━━━━━ The input

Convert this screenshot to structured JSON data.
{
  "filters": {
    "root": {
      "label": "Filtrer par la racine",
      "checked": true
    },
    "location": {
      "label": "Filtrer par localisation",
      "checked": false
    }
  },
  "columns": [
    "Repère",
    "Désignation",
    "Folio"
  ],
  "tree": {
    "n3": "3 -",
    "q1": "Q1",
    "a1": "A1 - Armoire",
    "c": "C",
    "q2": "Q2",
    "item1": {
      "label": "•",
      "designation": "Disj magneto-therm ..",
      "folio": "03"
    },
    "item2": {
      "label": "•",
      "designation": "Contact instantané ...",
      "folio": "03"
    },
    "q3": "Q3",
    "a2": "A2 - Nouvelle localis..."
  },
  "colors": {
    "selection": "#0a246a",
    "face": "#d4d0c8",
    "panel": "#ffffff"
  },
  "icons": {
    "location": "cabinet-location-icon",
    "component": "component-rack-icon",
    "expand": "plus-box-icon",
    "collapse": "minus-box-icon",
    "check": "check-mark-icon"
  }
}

━━━━━━━━━━

▶ **Instructions to follow**: Reproduce all of the records exactly.

▶ **Output below**:
Convert this screenshot to structured JSON data.
{
  "filters": {
    "root": {
      "label": "Filtrer par la racine",
      "checked": true
    },
    "location": {
      "label": "Filtrer par localisation",
      "checked": false
    }
  },
  "columns": [
    "Repère",
    "Désignation",
    "Folio"
  ],
  "tree": {
    "n3": "3 -",
    "q1": "Q1",
    "a1": "A1 - Armoire",
    "c": "C",
    "q2": "Q2",
    "item1": {
      "label": "•",
      "designation": "Disj magneto-therm ..",
      "folio": "03"
    },
    "item2": {
      "label": "•",
      "designation": "Contact instantané ...",
      "folio": "03"
    },
    "q3": "Q3",
    "a2": "A2 - Nouvelle localis..."
  },
  "colors": {
    "selection": "#0a246a",
    "face": "#d4d0c8",
    "panel": "#ffffff"
  },
  "icons": {
    "location": "cabinet-location-icon",
    "component": "component-rack-icon",
    "expand": "plus-box-icon",
    "collapse": "minus-box-icon",
    "check": "check-mark-icon"
  }
}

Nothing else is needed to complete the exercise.